--- Input rows ---
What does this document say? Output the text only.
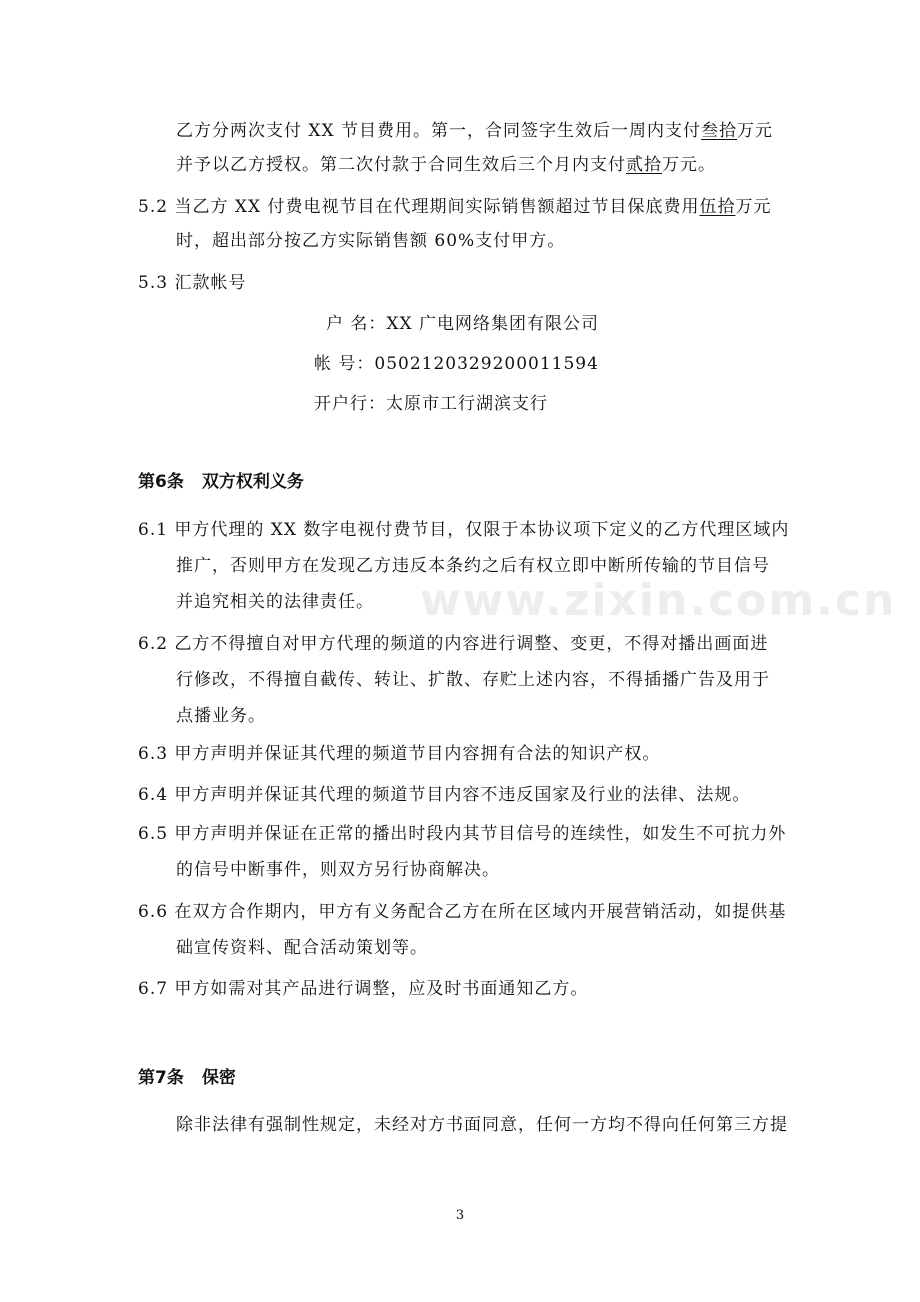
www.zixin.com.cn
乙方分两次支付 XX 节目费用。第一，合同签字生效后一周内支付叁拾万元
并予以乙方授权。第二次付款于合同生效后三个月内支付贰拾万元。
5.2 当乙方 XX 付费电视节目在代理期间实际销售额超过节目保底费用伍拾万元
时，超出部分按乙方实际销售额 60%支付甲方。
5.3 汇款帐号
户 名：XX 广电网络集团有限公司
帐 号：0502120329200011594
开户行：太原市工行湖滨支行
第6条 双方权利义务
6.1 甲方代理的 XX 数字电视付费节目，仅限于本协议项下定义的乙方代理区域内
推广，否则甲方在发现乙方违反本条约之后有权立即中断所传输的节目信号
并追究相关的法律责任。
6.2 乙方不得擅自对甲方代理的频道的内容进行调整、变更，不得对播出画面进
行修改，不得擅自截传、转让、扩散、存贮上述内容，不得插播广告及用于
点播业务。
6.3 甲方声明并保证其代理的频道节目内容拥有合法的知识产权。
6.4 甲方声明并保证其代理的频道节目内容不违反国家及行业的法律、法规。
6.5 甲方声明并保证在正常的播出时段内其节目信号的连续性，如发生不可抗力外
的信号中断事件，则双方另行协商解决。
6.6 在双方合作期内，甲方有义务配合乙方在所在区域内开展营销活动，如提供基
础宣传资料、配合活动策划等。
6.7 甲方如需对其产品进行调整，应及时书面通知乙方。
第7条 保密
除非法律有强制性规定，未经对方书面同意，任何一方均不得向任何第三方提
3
---
--- Input rows ---
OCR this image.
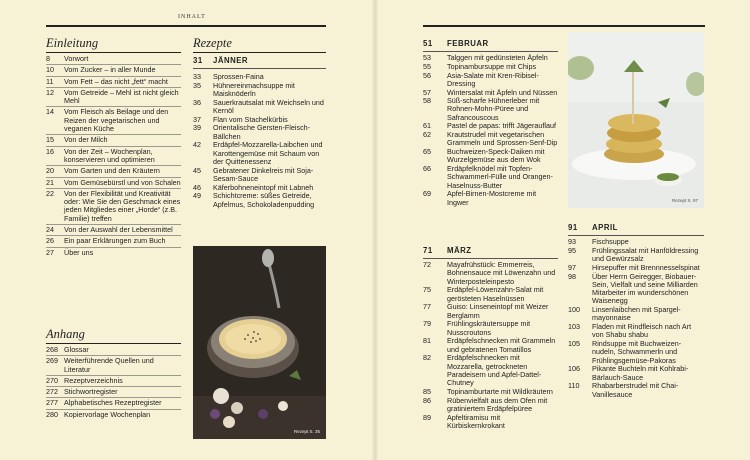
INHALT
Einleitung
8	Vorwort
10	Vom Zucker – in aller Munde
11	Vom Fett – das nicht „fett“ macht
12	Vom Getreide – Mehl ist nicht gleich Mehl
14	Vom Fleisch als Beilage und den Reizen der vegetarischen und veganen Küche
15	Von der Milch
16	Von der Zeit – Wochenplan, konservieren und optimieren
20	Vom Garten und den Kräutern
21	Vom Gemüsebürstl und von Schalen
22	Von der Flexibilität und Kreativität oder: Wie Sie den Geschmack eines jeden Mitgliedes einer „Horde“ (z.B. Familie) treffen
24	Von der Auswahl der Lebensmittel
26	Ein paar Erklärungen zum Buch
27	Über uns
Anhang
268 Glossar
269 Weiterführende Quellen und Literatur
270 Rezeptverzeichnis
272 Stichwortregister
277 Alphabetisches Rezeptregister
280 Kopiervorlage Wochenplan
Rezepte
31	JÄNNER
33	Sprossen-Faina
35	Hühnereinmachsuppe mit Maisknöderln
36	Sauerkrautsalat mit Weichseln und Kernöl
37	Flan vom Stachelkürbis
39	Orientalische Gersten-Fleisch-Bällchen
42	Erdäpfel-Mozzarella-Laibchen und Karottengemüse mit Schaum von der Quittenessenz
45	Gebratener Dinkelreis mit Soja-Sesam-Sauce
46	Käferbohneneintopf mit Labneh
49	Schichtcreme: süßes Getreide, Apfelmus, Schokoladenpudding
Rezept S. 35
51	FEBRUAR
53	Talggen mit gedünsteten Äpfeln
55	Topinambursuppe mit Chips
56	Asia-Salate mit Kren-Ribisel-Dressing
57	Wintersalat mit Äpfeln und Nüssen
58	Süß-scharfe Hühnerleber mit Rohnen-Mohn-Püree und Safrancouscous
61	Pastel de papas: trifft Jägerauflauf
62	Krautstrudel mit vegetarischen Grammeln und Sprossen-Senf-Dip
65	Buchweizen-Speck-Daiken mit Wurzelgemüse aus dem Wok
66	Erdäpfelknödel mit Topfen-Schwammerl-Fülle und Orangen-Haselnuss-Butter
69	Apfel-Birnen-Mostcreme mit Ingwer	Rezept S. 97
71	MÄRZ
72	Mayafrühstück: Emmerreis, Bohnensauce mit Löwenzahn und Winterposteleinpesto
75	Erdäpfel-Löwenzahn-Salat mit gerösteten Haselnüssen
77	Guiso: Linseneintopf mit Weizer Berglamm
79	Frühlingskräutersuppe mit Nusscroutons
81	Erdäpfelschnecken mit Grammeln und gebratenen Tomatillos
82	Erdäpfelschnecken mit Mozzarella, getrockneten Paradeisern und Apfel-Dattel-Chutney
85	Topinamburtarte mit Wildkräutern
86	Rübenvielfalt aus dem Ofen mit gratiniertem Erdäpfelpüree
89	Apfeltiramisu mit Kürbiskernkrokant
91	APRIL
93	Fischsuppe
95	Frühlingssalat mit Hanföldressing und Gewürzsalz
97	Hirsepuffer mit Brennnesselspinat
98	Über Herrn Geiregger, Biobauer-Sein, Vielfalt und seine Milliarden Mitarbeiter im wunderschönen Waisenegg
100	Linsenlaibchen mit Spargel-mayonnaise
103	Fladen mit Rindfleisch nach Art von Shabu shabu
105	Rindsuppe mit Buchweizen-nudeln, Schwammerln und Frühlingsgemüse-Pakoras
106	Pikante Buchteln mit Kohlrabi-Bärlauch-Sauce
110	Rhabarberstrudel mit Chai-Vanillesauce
---
Your objective: Give the number of lines where the string "Äpfeln" occurs, without any further text.

The reply: 2